=== AIM OF THE TASK ===
Write out the whole listing word for word.

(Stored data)
===============
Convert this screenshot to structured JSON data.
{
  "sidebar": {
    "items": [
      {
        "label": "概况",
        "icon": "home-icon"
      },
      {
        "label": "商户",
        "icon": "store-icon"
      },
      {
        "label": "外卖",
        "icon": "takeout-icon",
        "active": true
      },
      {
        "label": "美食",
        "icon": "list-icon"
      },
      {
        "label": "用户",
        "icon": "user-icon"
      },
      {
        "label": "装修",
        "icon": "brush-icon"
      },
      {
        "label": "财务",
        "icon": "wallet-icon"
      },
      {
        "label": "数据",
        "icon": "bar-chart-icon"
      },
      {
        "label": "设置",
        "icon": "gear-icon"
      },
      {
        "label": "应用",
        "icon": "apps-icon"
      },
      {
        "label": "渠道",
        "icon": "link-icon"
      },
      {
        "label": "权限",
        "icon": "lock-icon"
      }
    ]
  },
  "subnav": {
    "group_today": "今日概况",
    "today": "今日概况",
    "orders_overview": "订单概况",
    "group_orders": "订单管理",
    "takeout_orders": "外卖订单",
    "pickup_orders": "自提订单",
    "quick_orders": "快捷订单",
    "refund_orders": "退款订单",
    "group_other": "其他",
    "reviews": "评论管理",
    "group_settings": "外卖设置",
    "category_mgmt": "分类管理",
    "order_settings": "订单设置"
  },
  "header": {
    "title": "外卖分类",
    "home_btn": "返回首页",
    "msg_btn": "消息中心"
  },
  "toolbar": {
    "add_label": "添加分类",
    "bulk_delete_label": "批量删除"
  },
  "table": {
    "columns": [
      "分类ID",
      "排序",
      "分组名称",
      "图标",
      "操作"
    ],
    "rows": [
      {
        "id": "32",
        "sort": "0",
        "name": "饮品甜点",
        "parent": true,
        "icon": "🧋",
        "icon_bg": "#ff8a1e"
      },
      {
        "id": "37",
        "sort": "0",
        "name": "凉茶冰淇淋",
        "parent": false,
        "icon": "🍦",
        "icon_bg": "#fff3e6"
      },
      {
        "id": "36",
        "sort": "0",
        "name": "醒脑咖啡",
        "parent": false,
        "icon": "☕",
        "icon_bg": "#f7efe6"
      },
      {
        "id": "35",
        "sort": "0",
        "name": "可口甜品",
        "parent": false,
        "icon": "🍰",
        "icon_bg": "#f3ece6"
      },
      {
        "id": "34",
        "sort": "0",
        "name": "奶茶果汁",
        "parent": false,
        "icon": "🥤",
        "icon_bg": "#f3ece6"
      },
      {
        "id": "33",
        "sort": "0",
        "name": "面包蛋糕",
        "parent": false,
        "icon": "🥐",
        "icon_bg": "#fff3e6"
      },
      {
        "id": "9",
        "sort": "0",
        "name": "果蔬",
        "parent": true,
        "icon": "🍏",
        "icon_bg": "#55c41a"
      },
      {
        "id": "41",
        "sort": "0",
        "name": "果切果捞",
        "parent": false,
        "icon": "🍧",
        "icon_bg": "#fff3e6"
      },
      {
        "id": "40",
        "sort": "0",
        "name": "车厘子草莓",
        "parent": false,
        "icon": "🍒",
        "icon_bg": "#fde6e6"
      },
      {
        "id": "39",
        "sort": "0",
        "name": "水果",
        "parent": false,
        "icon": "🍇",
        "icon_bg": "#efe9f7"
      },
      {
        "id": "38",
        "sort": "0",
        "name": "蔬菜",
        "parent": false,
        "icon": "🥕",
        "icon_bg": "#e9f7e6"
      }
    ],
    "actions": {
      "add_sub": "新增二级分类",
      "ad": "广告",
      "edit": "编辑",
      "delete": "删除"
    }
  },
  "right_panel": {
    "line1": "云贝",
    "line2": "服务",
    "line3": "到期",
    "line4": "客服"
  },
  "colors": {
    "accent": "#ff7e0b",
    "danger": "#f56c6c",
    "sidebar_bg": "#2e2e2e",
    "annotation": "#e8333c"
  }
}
===============
=== ANSWER TO THE PROBLEM ===
Convert this screenshot to structured JSON data.
{
  "sidebar": {
    "items": [
      {
        "label": "概况",
        "icon": "home-icon"
      },
      {
        "label": "商户",
        "icon": "store-icon"
      },
      {
        "label": "外卖",
        "icon": "takeout-icon",
        "active": true
      },
      {
        "label": "美食",
        "icon": "list-icon"
      },
      {
        "label": "用户",
        "icon": "user-icon"
      },
      {
        "label": "装修",
        "icon": "brush-icon"
      },
      {
        "label": "财务",
        "icon": "wallet-icon"
      },
      {
        "label": "数据",
        "icon": "bar-chart-icon"
      },
      {
        "label": "设置",
        "icon": "gear-icon"
      },
      {
        "label": "应用",
        "icon": "apps-icon"
      },
      {
        "label": "渠道",
        "icon": "link-icon"
      },
      {
        "label": "权限",
        "icon": "lock-icon"
      }
    ]
  },
  "subnav": {
    "group_today": "今日概况",
    "today": "今日概况",
    "orders_overview": "订单概况",
    "group_orders": "订单管理",
    "takeout_orders": "外卖订单",
    "pickup_orders": "自提订单",
    "quick_orders": "快捷订单",
    "refund_orders": "退款订单",
    "group_other": "其他",
    "reviews": "评论管理",
    "group_settings": "外卖设置",
    "category_mgmt": "分类管理",
    "order_settings": "订单设置"
  },
  "header": {
    "title": "外卖分类",
    "home_btn": "返回首页",
    "msg_btn": "消息中心"
  },
  "toolbar": {
    "add_label": "添加分类",
    "bulk_delete_label": "批量删除"
  },
  "table": {
    "columns": [
      "分类ID",
      "排序",
      "分组名称",
      "图标",
      "操作"
    ],
    "rows": [
      {
        "id": "32",
        "sort": "0",
        "name": "饮品甜点",
        "parent": true,
        "icon": "🧋",
        "icon_bg": "#ff8a1e"
      },
      {
        "id": "37",
        "sort": "0",
        "name": "凉茶冰淇淋",
        "parent": false,
        "icon": "🍦",
        "icon_bg": "#fff3e6"
      },
      {
        "id": "36",
        "sort": "0",
        "name": "醒脑咖啡",
        "parent": false,
        "icon": "☕",
        "icon_bg": "#f7efe6"
      },
      {
        "id": "35",
        "sort": "0",
        "name": "可口甜品",
        "parent": false,
        "icon": "🍰",
        "icon_bg": "#f3ece6"
      },
      {
        "id": "34",
        "sort": "0",
        "name": "奶茶果汁",
        "parent": false,
        "icon": "🥤",
        "icon_bg": "#f3ece6"
      },
      {
        "id": "33",
        "sort": "0",
        "name": "面包蛋糕",
        "parent": false,
        "icon": "🥐",
        "icon_bg": "#fff3e6"
      },
      {
        "id": "9",
        "sort": "0",
        "name": "果蔬",
        "parent": true,
        "icon": "🍏",
        "icon_bg": "#55c41a"
      },
      {
        "id": "41",
        "sort": "0",
        "name": "果切果捞",
        "parent": false,
        "icon": "🍧",
        "icon_bg": "#fff3e6"
      },
      {
        "id": "40",
        "sort": "0",
        "name": "车厘子草莓",
        "parent": false,
        "icon": "🍒",
        "icon_bg": "#fde6e6"
      },
      {
        "id": "39",
        "sort": "0",
        "name": "水果",
        "parent": false,
        "icon": "🍇",
        "icon_bg": "#efe9f7"
      },
      {
        "id": "38",
        "sort": "0",
        "name": "蔬菜",
        "parent": false,
        "icon": "🥕",
        "icon_bg": "#e9f7e6"
      }
    ],
    "actions": {
      "add_sub": "新增二级分类",
      "ad": "广告",
      "edit": "编辑",
      "delete": "删除"
    }
  },
  "right_panel": {
    "line1": "云贝",
    "line2": "服务",
    "line3": "到期",
    "line4": "客服"
  },
  "colors": {
    "accent": "#ff7e0b",
    "danger": "#f56c6c",
    "sidebar_bg": "#2e2e2e",
    "annotation": "#e8333c"
  }
}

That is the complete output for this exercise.